Your task: Check each line of the data for "color" and select those that have it.

(Stored items)
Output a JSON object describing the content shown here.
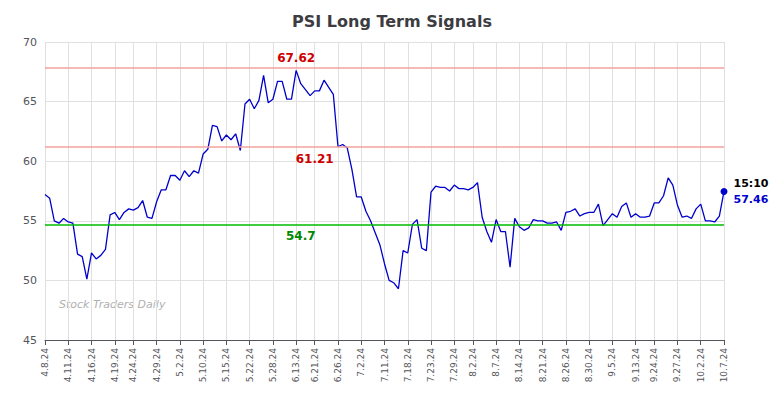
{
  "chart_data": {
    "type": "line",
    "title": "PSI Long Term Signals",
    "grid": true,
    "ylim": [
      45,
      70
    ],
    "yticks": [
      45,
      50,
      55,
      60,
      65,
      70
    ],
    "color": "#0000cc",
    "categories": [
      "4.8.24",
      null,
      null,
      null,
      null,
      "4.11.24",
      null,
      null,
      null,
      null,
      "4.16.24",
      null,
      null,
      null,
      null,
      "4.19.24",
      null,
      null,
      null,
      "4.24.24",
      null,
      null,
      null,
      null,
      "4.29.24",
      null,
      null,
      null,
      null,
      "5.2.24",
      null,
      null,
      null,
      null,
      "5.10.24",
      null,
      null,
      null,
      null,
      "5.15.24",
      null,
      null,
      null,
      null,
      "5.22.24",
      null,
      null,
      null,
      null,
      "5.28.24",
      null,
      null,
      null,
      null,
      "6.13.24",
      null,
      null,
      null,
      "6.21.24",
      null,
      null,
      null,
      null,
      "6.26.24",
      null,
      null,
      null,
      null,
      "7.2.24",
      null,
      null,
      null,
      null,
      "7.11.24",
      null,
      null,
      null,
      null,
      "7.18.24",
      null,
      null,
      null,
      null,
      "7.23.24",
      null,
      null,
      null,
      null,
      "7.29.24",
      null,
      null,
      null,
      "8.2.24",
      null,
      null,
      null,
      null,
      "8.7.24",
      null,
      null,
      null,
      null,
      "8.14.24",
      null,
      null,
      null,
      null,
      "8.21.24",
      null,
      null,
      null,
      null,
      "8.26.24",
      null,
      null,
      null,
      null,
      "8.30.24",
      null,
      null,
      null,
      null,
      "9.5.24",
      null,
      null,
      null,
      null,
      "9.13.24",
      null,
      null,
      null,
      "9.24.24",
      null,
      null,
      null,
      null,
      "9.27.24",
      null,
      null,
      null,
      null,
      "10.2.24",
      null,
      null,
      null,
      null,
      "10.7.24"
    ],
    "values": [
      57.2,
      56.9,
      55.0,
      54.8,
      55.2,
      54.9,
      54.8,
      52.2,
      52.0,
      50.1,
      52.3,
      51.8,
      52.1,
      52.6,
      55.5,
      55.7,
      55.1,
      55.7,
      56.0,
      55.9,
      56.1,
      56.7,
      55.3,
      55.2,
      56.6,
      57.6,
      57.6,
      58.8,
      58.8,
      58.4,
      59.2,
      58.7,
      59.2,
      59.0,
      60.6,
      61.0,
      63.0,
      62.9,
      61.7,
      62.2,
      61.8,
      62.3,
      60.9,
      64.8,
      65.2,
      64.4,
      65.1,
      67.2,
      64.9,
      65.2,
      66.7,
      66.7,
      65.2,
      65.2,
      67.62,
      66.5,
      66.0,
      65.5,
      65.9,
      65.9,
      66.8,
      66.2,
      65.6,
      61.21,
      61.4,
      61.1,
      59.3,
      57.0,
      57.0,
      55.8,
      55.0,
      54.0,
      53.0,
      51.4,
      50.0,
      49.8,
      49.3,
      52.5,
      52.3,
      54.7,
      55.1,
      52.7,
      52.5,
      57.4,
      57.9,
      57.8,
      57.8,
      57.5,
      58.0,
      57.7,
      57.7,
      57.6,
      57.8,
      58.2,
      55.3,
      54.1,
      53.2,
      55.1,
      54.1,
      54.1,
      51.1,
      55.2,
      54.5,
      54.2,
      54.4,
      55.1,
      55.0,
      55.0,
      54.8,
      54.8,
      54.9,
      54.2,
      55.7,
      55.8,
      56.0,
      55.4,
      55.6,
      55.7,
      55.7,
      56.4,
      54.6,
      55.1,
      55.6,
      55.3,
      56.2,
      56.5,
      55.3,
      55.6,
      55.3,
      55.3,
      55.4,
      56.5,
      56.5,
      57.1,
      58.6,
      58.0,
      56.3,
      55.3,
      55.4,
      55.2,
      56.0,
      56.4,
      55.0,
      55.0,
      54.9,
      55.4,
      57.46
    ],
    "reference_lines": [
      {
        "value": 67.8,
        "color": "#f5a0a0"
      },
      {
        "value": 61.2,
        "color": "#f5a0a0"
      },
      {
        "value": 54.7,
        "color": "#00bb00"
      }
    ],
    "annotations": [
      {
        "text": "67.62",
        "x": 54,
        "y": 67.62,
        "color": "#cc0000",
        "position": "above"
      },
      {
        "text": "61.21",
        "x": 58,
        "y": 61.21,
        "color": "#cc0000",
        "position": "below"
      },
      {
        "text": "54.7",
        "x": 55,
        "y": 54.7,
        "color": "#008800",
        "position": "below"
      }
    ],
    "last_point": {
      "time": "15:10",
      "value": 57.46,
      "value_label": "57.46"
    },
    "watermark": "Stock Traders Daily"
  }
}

Written reply:
    "color": "#0000cc",
        "color": "#f5a0a0"
        "color": "#f5a0a0"
        "color": "#00bb00"
        "color": "#cc0000",
        "color": "#cc0000",
        "color": "#008800",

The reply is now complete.